(Task list)
A: According to the excerpt on Bayes estimators below, what is one common candidate for a Bayes estimator in point estimation?
B: Indicate whether each statement agrees with the excerpt on Bayes estimators below. Answer yes or no, and quote the deciding words of the excerpt: (i) priors are often chosen for convenience rather than out of real prior belief; (ii) the posterior distribution is a distribution over possible parameter values before any samples are collected; (iii) the Bayes estimator in the binomial example is a weighted average of the MLE and the mean of the prior.

(Extract)
>>>>

In practice, the integration part of the denominator of the Bayes rule cannot be solved analytically unless we restrict the prior distribution to some special families called as the conjugate family. Hence the priors are often chosen out of convenience rather than any real prior belief.

Anyhow, the derived posterior distribution is a distribution over the possible parameter values upon seeing the collected samples. Then with respect to point estimation, a Bayes estimator is just some kind of a summary statistic of the posterior distribution where one common candidate is the posterior mean.

 

<Example>

Let’s take a quick look at example of a Binomial Bayes estimator.

Suppose we have $X_1, \dots, X_n \sim Bernoulli(p)$. Then the binomial likelihood (distribution of the samples) is written as:

$$ \begin{aligned} f(X_1, \dots, X_n | p) &= \prod_{i=1}^n p^{X_i} (1-p)^{1-X_i} \\[5pt] &= p^{n\bar X} (1-p)^{n(1-\bar X)} \end{aligned} $$

Now we have to specify a prior distribution for the parameter $p$.

The first choice is the uninformative prior such that $\pi(p) \propto 1$ for $0 \leq p \leq 1$. The posterior distribution for this case is:

$$ \begin{aligned} f(p | X_1, \dots, X_n) &\propto p^{n\bar X} (1-p)^{n(1-\bar X)} \\[5pt] &= p^{(n\bar X + 1) - 1} (1-p)^{(n(1-\bar X) + 1) -1} \\[10pt] &\sim \text{Beta}(n\bar X + 1, n(1-\bar X)+1) \\[10pt] \Rightarrow \hat p = \frac{n\bar X + 1}{n+2} &= \frac{n}{n+2}\bar X + \frac{2}{n+2} \cdot\frac{1}{2} \end{aligned} $$

Thus we have our Bayes estimator (posterior mean) from the property of beta distribution, which is a weighted average of the MLE of the parameter $p$, and mean of the prior (uniform).

<<<<

(Extracted information)
>>>>

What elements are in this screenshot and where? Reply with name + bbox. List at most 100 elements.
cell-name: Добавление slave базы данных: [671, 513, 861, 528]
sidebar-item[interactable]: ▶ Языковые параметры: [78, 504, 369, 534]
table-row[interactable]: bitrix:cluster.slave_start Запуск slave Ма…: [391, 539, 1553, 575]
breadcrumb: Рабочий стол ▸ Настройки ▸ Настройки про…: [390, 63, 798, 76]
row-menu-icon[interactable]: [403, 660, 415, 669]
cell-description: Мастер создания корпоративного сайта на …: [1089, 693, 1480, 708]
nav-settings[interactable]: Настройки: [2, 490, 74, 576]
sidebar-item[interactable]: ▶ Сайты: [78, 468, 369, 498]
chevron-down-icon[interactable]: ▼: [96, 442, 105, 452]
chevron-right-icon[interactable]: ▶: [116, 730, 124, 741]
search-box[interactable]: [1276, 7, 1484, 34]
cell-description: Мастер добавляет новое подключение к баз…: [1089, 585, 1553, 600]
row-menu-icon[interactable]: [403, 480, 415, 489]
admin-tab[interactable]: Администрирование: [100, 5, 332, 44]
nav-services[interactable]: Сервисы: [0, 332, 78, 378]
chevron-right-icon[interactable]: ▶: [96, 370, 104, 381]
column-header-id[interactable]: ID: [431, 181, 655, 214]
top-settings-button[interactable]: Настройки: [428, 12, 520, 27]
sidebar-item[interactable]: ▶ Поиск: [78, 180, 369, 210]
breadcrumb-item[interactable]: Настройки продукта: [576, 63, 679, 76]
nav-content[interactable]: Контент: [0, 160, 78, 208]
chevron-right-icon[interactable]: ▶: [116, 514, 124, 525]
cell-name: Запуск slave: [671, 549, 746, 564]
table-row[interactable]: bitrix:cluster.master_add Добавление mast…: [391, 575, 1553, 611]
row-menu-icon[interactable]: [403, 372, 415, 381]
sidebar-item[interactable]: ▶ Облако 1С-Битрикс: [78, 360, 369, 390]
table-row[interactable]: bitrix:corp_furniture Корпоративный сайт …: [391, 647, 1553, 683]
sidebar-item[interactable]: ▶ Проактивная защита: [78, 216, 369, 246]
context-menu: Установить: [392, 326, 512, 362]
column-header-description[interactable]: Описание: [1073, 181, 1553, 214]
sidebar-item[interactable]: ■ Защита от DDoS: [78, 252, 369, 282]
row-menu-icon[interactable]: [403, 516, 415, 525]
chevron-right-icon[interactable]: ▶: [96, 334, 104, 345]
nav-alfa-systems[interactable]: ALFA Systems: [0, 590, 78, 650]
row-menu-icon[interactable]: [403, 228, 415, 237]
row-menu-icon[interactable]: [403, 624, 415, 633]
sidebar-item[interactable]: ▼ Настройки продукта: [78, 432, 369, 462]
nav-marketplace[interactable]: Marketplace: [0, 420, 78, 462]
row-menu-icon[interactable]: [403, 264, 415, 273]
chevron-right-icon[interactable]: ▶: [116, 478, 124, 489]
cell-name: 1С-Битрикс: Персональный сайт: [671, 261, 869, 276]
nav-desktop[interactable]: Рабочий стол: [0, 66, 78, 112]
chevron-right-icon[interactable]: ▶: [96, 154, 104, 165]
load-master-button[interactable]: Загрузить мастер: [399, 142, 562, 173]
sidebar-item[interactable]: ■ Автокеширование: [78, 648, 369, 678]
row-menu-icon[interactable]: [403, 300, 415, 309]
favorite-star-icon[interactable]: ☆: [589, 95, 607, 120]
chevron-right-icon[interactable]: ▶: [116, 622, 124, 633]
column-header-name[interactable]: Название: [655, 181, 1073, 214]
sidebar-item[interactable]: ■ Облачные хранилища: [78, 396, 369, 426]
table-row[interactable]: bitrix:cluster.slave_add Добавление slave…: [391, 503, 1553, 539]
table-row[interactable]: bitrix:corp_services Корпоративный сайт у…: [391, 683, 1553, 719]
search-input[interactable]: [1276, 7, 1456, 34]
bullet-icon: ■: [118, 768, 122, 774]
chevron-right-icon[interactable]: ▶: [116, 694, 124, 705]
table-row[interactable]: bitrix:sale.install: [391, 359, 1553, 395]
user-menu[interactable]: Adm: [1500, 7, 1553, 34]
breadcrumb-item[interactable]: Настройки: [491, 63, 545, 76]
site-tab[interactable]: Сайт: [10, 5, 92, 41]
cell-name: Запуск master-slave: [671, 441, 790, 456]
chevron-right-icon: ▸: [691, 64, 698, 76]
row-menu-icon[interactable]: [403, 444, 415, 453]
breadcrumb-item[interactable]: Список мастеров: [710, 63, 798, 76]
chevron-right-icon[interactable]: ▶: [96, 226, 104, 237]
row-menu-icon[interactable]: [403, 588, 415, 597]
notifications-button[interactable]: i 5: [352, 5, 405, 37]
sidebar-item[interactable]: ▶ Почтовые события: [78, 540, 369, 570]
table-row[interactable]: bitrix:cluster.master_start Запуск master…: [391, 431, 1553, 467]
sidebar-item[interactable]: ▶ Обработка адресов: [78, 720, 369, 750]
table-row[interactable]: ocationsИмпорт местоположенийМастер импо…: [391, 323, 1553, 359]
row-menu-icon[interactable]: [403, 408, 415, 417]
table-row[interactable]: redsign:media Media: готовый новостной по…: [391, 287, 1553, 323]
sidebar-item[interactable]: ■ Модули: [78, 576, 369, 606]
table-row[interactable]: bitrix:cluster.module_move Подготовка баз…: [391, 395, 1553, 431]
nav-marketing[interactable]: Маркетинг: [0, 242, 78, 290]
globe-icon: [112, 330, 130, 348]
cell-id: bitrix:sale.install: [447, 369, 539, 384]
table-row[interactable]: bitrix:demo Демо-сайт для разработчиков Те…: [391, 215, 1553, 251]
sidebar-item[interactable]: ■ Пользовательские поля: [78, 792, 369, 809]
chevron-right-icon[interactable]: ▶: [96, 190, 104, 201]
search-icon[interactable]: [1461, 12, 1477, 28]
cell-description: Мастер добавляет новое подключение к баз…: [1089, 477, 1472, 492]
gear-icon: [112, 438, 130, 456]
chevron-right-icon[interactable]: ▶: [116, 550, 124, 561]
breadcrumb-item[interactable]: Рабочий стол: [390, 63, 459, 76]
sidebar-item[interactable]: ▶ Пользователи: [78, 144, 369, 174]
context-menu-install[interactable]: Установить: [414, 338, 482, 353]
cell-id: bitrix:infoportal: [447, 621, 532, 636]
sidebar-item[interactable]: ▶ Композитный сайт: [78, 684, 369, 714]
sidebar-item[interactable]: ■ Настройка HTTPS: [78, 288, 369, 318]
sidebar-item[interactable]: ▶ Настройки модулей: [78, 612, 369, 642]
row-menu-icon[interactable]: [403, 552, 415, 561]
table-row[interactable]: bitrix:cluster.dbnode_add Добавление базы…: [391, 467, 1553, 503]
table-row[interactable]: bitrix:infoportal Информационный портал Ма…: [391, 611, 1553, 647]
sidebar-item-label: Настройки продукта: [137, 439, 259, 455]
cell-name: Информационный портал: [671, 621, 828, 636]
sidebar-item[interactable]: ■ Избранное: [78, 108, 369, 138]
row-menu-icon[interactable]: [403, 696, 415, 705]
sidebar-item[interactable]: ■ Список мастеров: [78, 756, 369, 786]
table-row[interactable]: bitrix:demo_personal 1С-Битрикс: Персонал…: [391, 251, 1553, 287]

<<<<

(Correct answers)
A: The posterior mean.

B:
(i) Yes: "the priors are often chosen out of convenience rather than any real prior belief."
(ii) No: "the derived posterior distribution is a distribution over the possible parameter values upon seeing the collected samples."
(iii) Yes: "which is a weighted average of the MLE of the parameter" and "mean of the prior (uniform)."